╭─ DATASET RECORDS
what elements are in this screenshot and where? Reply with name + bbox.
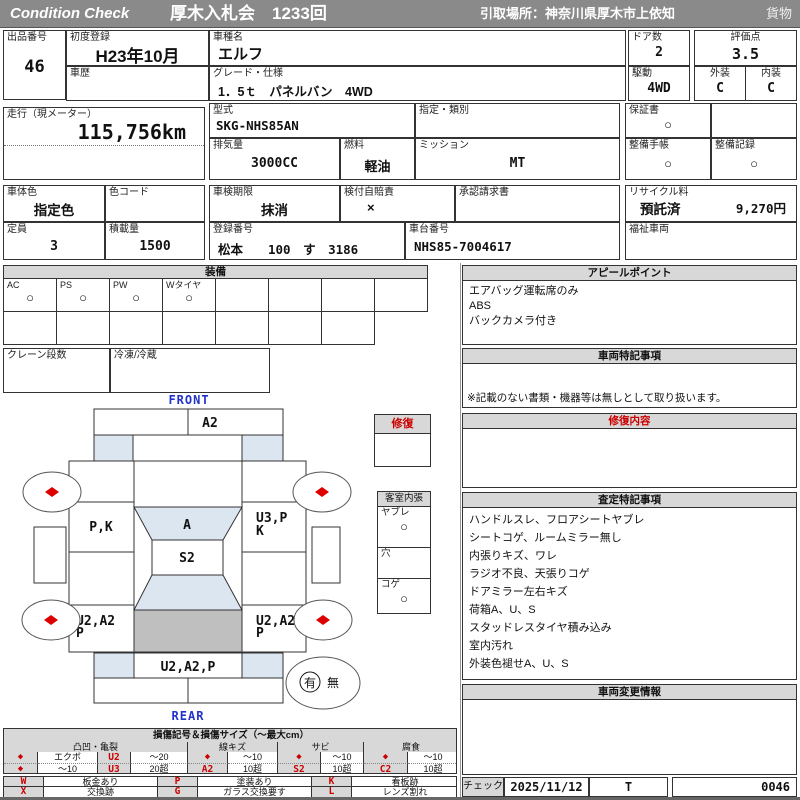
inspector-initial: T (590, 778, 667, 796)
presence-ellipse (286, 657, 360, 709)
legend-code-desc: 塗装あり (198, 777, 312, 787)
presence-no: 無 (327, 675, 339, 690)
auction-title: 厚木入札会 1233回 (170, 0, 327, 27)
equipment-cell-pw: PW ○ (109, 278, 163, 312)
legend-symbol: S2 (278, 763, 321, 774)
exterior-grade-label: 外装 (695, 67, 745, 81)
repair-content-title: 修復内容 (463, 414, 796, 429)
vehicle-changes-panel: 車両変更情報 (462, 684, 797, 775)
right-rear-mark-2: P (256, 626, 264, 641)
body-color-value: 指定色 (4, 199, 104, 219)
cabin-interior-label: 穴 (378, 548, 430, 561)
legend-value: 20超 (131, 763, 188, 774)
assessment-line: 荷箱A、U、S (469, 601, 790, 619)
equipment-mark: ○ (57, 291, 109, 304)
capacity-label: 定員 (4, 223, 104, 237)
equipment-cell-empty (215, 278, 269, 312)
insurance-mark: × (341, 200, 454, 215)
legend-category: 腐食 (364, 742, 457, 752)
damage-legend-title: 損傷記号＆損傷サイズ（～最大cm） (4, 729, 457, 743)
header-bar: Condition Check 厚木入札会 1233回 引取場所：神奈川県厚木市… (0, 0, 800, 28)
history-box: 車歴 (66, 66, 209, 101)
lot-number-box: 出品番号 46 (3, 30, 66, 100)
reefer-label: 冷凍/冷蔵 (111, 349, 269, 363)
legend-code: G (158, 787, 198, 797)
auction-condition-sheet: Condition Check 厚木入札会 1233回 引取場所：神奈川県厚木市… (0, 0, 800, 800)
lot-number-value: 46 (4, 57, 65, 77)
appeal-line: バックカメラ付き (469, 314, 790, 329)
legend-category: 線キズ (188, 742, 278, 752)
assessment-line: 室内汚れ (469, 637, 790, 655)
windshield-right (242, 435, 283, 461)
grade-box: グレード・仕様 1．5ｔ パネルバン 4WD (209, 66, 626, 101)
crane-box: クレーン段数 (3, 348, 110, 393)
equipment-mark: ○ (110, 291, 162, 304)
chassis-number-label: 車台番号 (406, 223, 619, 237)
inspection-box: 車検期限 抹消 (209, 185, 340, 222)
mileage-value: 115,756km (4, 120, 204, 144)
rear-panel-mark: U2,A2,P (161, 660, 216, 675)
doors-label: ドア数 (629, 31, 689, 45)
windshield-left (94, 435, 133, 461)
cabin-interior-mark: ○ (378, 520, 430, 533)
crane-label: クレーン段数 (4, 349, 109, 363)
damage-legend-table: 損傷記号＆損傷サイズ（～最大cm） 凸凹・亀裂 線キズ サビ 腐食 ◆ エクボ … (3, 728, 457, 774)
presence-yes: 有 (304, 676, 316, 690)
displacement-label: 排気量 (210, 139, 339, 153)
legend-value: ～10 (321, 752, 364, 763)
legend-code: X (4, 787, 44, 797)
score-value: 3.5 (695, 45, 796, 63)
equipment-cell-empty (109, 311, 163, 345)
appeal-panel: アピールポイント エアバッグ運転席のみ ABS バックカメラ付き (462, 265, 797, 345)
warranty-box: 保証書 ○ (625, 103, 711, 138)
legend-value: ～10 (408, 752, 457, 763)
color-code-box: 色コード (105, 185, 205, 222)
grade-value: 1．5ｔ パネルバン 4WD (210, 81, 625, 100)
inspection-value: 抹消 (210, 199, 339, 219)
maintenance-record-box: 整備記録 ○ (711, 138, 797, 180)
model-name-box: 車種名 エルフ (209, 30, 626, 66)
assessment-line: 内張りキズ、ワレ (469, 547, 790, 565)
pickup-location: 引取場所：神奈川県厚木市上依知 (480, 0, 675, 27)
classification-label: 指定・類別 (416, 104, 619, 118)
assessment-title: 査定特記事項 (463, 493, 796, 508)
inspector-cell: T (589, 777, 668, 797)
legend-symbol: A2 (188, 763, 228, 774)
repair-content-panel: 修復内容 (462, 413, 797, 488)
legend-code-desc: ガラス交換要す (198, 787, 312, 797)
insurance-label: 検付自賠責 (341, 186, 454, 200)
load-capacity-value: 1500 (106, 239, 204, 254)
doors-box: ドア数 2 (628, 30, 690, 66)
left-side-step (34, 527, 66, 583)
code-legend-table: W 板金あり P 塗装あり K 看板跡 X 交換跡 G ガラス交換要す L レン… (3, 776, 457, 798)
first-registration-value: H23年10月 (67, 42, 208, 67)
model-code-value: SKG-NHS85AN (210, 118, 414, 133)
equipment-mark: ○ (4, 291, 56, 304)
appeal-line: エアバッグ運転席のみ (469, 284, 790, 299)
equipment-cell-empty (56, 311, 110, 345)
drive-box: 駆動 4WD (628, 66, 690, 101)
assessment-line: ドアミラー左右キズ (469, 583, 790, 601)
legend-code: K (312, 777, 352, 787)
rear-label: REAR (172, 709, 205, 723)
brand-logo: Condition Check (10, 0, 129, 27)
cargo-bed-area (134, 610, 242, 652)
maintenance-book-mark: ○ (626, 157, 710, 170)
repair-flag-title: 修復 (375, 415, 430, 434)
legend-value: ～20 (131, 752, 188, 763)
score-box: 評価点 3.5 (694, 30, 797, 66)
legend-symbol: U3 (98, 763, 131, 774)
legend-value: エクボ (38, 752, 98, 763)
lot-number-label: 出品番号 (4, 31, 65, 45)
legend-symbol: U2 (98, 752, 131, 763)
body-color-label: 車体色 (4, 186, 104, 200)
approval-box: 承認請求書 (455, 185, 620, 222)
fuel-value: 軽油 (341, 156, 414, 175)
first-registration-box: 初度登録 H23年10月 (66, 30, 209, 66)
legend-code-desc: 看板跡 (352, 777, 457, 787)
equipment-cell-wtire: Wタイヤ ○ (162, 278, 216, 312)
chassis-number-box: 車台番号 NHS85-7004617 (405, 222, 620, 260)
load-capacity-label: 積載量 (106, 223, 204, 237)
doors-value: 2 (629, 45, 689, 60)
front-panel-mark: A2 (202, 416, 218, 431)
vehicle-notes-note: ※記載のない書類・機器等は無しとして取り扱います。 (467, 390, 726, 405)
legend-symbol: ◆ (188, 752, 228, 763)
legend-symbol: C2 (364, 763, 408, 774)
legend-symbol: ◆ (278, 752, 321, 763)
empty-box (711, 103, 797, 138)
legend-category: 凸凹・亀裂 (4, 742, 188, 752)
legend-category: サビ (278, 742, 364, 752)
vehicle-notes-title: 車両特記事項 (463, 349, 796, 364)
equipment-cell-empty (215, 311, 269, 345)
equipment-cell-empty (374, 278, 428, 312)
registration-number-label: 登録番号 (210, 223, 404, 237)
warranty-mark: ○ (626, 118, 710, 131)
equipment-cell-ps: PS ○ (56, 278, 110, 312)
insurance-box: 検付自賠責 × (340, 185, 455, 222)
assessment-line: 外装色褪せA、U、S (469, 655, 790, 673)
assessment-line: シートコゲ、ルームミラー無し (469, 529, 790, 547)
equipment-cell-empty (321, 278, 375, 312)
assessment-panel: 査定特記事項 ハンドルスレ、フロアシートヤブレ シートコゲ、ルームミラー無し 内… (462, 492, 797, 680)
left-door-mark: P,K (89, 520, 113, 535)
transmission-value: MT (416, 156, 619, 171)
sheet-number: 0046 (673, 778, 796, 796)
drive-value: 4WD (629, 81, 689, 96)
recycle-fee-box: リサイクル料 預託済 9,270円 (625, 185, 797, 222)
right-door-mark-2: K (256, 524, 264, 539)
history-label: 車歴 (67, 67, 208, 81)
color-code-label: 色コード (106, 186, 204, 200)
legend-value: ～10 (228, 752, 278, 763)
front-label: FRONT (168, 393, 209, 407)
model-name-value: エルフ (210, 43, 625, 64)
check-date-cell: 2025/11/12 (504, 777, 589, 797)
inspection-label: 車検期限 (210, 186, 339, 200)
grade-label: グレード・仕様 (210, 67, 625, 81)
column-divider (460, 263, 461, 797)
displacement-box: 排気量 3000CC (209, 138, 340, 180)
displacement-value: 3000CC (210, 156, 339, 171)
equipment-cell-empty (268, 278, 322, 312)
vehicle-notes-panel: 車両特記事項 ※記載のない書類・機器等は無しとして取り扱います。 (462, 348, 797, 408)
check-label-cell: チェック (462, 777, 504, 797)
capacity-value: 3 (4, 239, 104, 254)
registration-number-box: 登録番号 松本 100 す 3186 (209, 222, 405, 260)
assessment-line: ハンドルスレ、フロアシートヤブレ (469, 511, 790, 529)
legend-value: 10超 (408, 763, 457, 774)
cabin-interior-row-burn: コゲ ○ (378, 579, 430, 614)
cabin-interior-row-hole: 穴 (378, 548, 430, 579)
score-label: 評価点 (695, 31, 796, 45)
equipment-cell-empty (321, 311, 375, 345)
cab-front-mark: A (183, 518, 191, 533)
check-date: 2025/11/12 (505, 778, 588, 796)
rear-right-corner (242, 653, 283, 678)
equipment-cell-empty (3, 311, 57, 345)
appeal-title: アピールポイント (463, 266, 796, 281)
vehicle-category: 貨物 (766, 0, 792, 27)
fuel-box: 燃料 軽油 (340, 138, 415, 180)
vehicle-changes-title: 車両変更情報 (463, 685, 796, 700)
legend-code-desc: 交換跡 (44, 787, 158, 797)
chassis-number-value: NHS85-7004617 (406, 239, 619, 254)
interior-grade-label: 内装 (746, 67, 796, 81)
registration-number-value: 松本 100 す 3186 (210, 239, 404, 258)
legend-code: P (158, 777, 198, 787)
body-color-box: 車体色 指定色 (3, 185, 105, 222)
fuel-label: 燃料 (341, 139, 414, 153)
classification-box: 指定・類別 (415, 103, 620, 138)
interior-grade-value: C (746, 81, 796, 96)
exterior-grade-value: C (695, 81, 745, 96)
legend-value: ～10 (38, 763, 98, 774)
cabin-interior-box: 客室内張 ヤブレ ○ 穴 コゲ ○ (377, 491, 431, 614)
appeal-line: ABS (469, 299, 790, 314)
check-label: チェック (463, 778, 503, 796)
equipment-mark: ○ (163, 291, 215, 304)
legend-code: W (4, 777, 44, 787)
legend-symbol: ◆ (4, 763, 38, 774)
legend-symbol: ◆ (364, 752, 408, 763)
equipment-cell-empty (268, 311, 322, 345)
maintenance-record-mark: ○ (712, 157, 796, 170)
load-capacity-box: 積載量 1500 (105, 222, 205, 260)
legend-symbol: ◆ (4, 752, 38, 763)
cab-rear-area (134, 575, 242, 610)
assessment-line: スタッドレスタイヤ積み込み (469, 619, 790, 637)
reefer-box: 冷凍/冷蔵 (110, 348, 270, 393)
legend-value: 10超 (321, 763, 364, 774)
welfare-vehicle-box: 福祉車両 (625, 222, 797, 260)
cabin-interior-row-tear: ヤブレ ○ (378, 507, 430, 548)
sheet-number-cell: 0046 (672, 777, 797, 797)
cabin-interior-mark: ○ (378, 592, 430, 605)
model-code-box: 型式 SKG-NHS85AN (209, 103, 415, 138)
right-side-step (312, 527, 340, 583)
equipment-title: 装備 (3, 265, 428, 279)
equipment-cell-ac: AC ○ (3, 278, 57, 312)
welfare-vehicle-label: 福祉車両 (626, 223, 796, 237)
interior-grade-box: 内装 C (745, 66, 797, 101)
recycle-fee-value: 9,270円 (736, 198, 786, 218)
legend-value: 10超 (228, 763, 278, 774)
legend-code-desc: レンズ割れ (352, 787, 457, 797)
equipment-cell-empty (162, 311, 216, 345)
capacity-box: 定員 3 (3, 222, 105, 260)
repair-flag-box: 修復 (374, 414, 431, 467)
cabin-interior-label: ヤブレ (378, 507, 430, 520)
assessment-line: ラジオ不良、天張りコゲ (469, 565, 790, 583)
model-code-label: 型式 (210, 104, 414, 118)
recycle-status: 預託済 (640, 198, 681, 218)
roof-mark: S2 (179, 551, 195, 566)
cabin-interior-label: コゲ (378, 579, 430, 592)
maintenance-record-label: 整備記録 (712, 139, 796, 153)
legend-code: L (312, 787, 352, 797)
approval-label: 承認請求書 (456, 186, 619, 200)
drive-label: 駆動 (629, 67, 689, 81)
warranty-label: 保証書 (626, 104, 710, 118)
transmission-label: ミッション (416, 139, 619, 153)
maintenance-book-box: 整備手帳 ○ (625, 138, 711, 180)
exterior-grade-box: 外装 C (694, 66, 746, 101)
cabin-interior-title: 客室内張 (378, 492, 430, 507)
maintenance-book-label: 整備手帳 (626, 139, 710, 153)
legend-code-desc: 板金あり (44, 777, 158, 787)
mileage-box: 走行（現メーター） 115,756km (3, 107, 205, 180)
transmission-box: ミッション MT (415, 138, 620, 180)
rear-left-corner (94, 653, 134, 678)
╰─
╭─ DATASET RECORDS
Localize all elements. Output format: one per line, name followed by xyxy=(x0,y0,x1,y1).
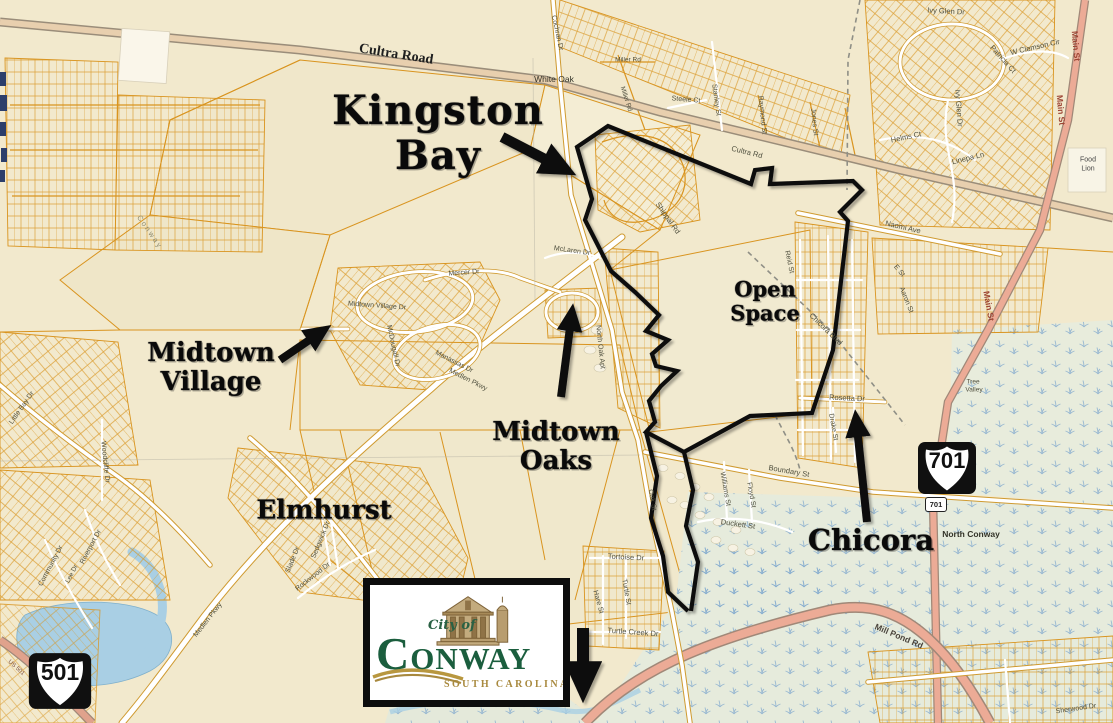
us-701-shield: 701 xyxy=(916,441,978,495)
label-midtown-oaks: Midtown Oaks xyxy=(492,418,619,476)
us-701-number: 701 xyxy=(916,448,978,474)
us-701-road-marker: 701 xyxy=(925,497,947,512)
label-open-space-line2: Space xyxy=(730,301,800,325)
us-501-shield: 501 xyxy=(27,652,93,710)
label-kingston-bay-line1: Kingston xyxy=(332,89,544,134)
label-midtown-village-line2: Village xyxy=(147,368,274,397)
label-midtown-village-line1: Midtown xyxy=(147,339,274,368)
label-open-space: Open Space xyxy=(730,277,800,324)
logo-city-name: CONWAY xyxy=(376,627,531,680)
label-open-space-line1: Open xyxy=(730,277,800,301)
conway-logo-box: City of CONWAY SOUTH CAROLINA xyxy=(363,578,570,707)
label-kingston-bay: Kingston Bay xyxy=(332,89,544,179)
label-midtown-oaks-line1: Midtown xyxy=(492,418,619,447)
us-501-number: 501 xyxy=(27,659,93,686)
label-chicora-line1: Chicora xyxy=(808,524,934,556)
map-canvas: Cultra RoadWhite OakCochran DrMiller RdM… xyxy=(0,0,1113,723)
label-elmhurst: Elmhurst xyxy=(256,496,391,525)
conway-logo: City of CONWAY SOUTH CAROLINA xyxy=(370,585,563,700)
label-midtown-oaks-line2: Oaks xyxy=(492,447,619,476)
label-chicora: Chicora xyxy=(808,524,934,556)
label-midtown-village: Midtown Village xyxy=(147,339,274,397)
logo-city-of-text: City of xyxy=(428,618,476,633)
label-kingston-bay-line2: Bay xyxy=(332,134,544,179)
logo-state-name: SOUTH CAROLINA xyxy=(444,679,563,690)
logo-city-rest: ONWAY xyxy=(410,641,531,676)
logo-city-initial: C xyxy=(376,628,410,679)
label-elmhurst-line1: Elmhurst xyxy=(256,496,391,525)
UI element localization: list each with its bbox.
╰─
Rewrite the data starting at the line that contains "inspector-initial: T (590, 778, 667, 796)" and ending at the line that contains "grade-box: グレード・仕様 1．5ｔ", changing "legend-category" to "legend-group" and leaving everything else in those lines as it is.

# SOLUTION TO THIS EXERCISE
inspector-initial: T (590, 778, 667, 796)
presence-ellipse (286, 657, 360, 709)
legend-code-desc: 塗装あり (198, 777, 312, 787)
presence-no: 無 (327, 675, 339, 690)
auction-title: 厚木入札会 1233回 (170, 0, 327, 27)
equipment-cell-pw: PW ○ (109, 278, 163, 312)
legend-symbol: S2 (278, 763, 321, 774)
exterior-grade-label: 外装 (695, 67, 745, 81)
repair-content-title: 修復内容 (463, 414, 796, 429)
vehicle-changes-panel: 車両変更情報 (462, 684, 797, 775)
right-rear-mark-2: P (256, 626, 264, 641)
body-color-value: 指定色 (4, 199, 104, 219)
cabin-interior-label: 穴 (378, 548, 430, 561)
legend-value: 20超 (131, 763, 188, 774)
assessment-line: 荷箱A、U、S (469, 601, 790, 619)
equipment-mark: ○ (57, 291, 109, 304)
capacity-label: 定員 (4, 223, 104, 237)
equipment-cell-empty (215, 278, 269, 312)
insurance-mark: × (341, 200, 454, 215)
legend-group: 腐食 (364, 742, 457, 752)
damage-legend-title: 損傷記号＆損傷サイズ（～最大cm） (4, 729, 457, 743)
header-bar: Condition Check 厚木入札会 1233回 引取場所：神奈川県厚木市… (0, 0, 800, 28)
history-box: 車歴 (66, 66, 209, 101)
lot-number-box: 出品番号 46 (3, 30, 66, 100)
reefer-label: 冷凍/冷蔵 (111, 349, 269, 363)
legend-code: G (158, 787, 198, 797)
auction-condition-sheet: Condition Check 厚木入札会 1233回 引取場所：神奈川県厚木市… (0, 0, 800, 800)
lot-number-value: 46 (4, 57, 65, 77)
appeal-line: バックカメラ付き (469, 314, 790, 329)
legend-group: 線キズ (188, 742, 278, 752)
assessment-line: 室内汚れ (469, 637, 790, 655)
windshield-right (242, 435, 283, 461)
grade-box: グレード・仕様 1．5ｔ パネルバン 4WD (209, 66, 626, 101)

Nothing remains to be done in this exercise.